::: Dataset entries

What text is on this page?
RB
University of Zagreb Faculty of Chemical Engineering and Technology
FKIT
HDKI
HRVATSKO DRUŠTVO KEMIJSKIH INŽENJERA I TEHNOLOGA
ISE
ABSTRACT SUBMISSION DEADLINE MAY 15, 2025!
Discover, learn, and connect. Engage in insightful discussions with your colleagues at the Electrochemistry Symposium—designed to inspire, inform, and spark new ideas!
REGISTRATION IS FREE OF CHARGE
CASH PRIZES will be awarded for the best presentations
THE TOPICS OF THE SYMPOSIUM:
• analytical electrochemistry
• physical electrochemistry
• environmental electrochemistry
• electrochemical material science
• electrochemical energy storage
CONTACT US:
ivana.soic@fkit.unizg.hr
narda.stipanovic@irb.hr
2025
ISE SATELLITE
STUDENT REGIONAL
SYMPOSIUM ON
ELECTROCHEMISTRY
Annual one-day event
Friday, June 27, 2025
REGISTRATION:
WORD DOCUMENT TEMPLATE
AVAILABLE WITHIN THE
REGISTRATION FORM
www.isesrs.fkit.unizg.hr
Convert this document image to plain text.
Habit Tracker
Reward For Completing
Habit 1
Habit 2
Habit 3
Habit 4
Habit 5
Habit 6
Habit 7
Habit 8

::::::

#### [Your goal]
Write out every line from the records above, word for word.

#### [Written response]
What text is on this page?
RB
University of Zagreb Faculty of Chemical Engineering and Technology
FKIT
HDKI
HRVATSKO DRUŠTVO KEMIJSKIH INŽENJERA I TEHNOLOGA
ISE
ABSTRACT SUBMISSION DEADLINE MAY 15, 2025!
Discover, learn, and connect. Engage in insightful discussions with your colleagues at the Electrochemistry Symposium—designed to inspire, inform, and spark new ideas!
REGISTRATION IS FREE OF CHARGE
CASH PRIZES will be awarded for the best presentations
THE TOPICS OF THE SYMPOSIUM:
• analytical electrochemistry
• physical electrochemistry
• environmental electrochemistry
• electrochemical material science
• electrochemical energy storage
CONTACT US:
ivana.soic@fkit.unizg.hr
narda.stipanovic@irb.hr
2025
ISE SATELLITE
STUDENT REGIONAL
SYMPOSIUM ON
ELECTROCHEMISTRY
Annual one-day event
Friday, June 27, 2025
REGISTRATION:
WORD DOCUMENT TEMPLATE
AVAILABLE WITHIN THE
REGISTRATION FORM
www.isesrs.fkit.unizg.hr
Convert this document image to plain text.
Habit Tracker
Reward For Completing
Habit 1
Habit 2
Habit 3
Habit 4
Habit 5
Habit 6
Habit 7
Habit 8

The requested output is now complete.